AIM
All records must be quoted exactly. Omit the pictures.

Some records
....................

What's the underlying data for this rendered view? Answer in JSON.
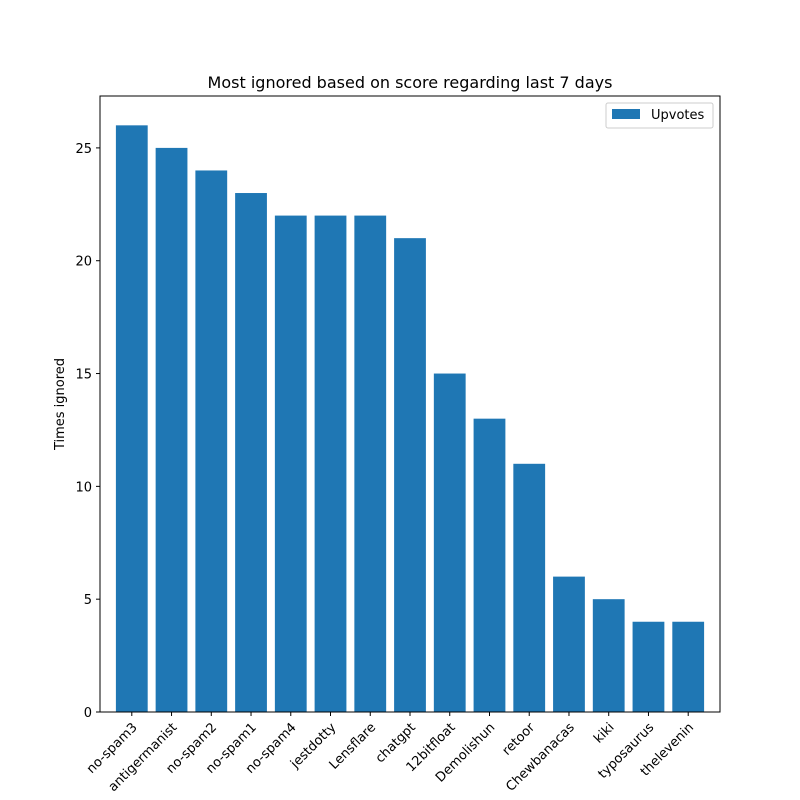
{
  "chart_data": {
    "type": "bar",
    "title": "Most ignored based on score regarding last 7 days",
    "xlabel": "",
    "ylabel": "Times ignored",
    "categories": [
      "no-spam3",
      "antigermanist",
      "no-spam2",
      "no-spam1",
      "no-spam4",
      "jestdotty",
      "Lensflare",
      "chatgpt",
      "12bitfloat",
      "Demolishun",
      "retoor",
      "Chewbanacas",
      "kiki",
      "typosaurus",
      "thelevenin"
    ],
    "series": [
      {
        "name": "Upvotes",
        "values": [
          26,
          25,
          24,
          23,
          22,
          22,
          22,
          21,
          15,
          13,
          11,
          6,
          5,
          4,
          4
        ],
        "color": "#1f77b4"
      }
    ],
    "ylim": [
      0,
      27.3
    ],
    "yticks": [
      0,
      5,
      10,
      15,
      20,
      25
    ],
    "grid": false,
    "legend_position": "upper right",
    "x_tick_rotation": -45
  }
}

....................

OUTPUT FOR THIS TASK
What's the underlying data for this rendered view? Answer in JSON.
{
  "chart_data": {
    "type": "bar",
    "title": "Most ignored based on score regarding last 7 days",
    "xlabel": "",
    "ylabel": "Times ignored",
    "categories": [
      "no-spam3",
      "antigermanist",
      "no-spam2",
      "no-spam1",
      "no-spam4",
      "jestdotty",
      "Lensflare",
      "chatgpt",
      "12bitfloat",
      "Demolishun",
      "retoor",
      "Chewbanacas",
      "kiki",
      "typosaurus",
      "thelevenin"
    ],
    "series": [
      {
        "name": "Upvotes",
        "values": [
          26,
          25,
          24,
          23,
          22,
          22,
          22,
          21,
          15,
          13,
          11,
          6,
          5,
          4,
          4
        ],
        "color": "#1f77b4"
      }
    ],
    "ylim": [
      0,
      27.3
    ],
    "yticks": [
      0,
      5,
      10,
      15,
      20,
      25
    ],
    "grid": false,
    "legend_position": "upper right",
    "x_tick_rotation": -45
  }
}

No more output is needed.